(TASK DETAILS): Locate every line in the records below that holds the word "hist" and return each one.

start PROVIDED RECORDS

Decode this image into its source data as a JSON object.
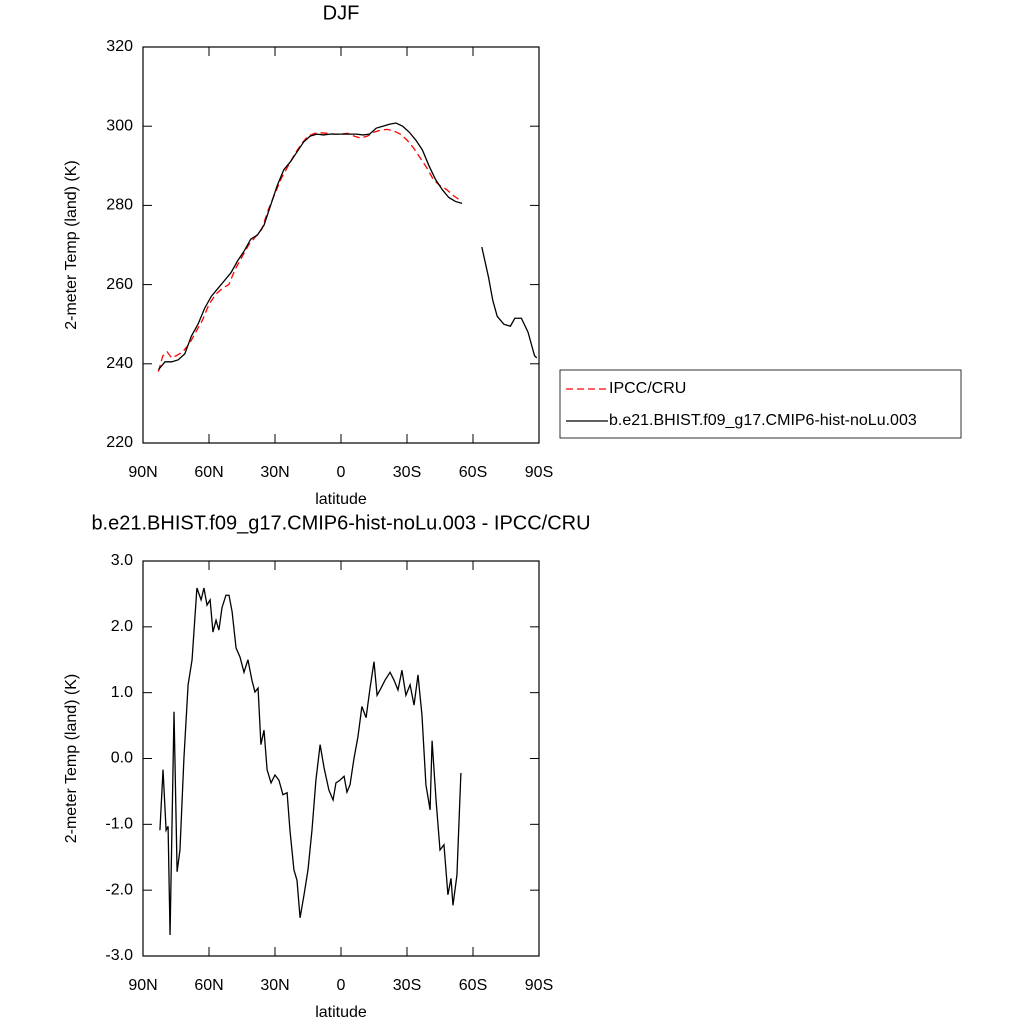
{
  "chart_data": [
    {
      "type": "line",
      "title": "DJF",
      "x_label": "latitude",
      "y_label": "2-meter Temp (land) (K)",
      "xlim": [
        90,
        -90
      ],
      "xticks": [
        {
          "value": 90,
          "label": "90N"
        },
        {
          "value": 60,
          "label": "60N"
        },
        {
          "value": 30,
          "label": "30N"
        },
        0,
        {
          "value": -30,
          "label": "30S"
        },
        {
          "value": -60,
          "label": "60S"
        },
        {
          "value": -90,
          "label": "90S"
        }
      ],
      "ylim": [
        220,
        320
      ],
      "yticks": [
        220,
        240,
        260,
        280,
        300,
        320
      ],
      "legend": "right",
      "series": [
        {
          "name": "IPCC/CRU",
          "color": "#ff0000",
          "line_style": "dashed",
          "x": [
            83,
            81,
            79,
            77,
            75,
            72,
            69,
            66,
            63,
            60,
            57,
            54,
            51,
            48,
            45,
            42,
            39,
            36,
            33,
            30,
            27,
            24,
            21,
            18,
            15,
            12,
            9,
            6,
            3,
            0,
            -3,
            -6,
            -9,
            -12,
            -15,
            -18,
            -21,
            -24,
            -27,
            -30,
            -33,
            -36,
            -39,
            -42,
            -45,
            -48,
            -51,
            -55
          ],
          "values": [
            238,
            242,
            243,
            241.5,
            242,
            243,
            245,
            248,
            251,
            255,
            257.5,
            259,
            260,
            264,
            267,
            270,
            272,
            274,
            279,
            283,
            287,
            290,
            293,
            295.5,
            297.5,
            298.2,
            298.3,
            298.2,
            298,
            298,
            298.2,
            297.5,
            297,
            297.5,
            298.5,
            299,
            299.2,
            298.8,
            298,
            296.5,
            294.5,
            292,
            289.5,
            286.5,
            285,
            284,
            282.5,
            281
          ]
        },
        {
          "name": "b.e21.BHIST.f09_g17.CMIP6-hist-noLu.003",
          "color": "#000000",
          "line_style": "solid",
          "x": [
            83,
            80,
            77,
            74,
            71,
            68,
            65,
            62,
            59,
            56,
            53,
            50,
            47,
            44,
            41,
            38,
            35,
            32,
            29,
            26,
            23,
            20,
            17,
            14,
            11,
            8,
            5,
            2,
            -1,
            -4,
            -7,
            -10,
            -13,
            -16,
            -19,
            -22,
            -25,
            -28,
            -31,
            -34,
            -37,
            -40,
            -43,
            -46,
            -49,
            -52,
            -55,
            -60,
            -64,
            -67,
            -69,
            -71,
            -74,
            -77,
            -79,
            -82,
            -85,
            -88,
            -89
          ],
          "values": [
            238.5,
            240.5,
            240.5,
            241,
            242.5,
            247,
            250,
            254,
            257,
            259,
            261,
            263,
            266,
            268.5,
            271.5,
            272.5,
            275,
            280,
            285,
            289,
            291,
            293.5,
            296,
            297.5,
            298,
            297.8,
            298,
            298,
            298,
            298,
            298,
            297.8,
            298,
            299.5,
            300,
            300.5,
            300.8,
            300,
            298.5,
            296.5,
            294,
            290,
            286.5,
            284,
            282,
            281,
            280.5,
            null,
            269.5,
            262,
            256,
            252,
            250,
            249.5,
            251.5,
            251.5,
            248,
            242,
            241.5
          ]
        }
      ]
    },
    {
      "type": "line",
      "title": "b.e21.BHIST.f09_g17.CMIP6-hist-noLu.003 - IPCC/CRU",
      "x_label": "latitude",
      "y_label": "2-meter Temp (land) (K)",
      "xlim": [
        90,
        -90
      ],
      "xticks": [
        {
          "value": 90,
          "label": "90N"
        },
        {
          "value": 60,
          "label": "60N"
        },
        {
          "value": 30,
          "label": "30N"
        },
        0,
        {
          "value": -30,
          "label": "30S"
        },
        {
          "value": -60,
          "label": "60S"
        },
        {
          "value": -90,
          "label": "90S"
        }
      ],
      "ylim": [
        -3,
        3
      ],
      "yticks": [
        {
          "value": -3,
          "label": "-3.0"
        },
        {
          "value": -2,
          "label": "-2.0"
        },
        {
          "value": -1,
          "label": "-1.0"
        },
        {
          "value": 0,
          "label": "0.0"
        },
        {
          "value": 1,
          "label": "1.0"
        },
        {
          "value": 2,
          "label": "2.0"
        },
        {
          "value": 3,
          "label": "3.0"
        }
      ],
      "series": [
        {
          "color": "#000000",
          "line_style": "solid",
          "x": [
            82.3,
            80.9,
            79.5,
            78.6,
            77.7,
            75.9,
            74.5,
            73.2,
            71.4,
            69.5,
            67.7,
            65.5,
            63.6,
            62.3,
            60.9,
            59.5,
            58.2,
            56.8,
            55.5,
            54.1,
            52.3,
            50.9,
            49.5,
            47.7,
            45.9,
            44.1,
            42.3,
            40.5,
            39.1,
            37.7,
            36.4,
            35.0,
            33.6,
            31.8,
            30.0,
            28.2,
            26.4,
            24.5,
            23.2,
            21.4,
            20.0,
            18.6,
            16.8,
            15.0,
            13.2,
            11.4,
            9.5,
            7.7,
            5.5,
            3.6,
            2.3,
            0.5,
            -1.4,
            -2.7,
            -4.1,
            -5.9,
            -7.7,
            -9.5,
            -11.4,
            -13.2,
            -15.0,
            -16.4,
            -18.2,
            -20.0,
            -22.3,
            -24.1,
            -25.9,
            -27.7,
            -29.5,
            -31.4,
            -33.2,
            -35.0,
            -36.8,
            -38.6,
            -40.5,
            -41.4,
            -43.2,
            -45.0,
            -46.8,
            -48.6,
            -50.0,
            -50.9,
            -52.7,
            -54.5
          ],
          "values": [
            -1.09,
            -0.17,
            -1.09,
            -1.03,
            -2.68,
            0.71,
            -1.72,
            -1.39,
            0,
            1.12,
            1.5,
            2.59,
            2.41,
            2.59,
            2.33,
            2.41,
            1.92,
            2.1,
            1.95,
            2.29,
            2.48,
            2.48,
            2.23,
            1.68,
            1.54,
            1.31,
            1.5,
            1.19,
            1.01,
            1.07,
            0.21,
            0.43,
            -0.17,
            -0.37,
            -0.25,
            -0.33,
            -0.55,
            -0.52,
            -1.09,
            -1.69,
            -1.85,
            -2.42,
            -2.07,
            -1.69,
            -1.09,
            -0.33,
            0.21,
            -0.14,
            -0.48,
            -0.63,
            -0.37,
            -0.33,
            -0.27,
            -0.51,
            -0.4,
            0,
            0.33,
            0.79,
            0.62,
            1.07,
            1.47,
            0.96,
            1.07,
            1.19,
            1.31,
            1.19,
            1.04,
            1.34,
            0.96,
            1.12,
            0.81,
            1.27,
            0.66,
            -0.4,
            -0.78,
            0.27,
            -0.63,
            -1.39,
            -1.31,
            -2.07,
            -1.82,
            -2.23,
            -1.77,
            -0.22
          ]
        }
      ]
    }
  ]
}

end PROVIDED RECORDS
start PROVIDED RECORDS

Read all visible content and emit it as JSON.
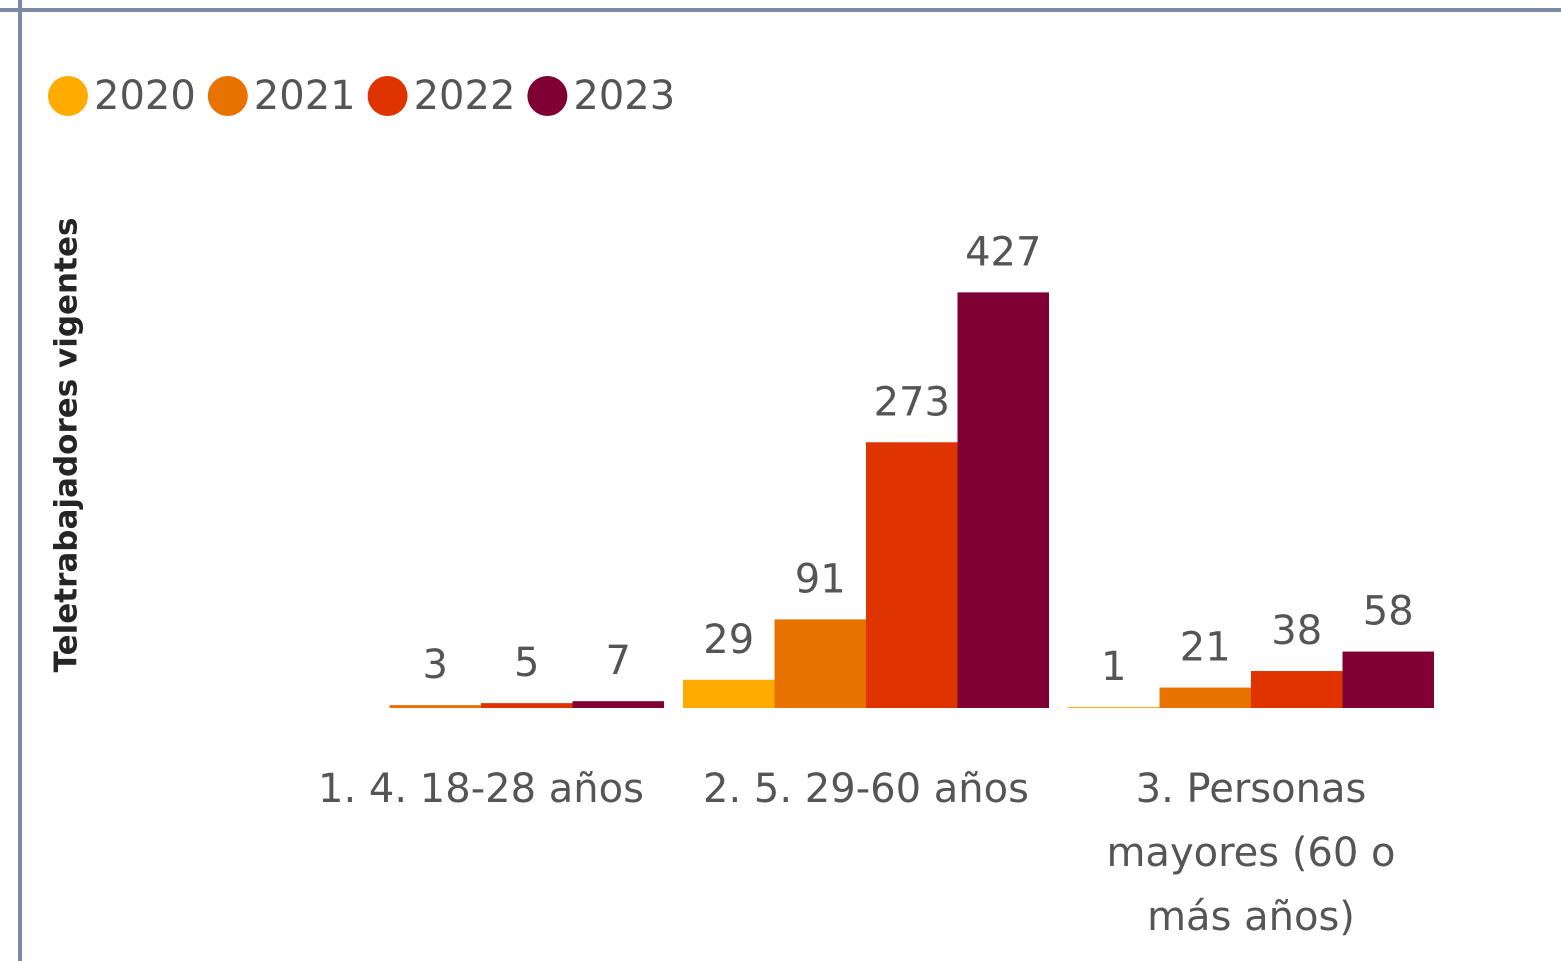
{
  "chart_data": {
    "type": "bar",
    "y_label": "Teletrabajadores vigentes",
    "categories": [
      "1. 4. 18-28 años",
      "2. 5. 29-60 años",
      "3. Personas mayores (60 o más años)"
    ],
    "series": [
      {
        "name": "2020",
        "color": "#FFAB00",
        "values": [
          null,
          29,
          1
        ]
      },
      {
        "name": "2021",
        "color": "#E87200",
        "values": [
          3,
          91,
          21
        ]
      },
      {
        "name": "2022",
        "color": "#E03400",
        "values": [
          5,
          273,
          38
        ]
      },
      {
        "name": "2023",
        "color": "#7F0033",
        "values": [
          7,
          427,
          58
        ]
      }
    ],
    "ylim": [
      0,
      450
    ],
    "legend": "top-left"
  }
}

end PROVIDED RECORDS

(COMPLETE RESPONSE):
          "name": "b.e21.BHIST.f09_g17.CMIP6-hist-noLu.003",
      "title": "b.e21.BHIST.f09_g17.CMIP6-hist-noLu.003 - IPCC/CRU",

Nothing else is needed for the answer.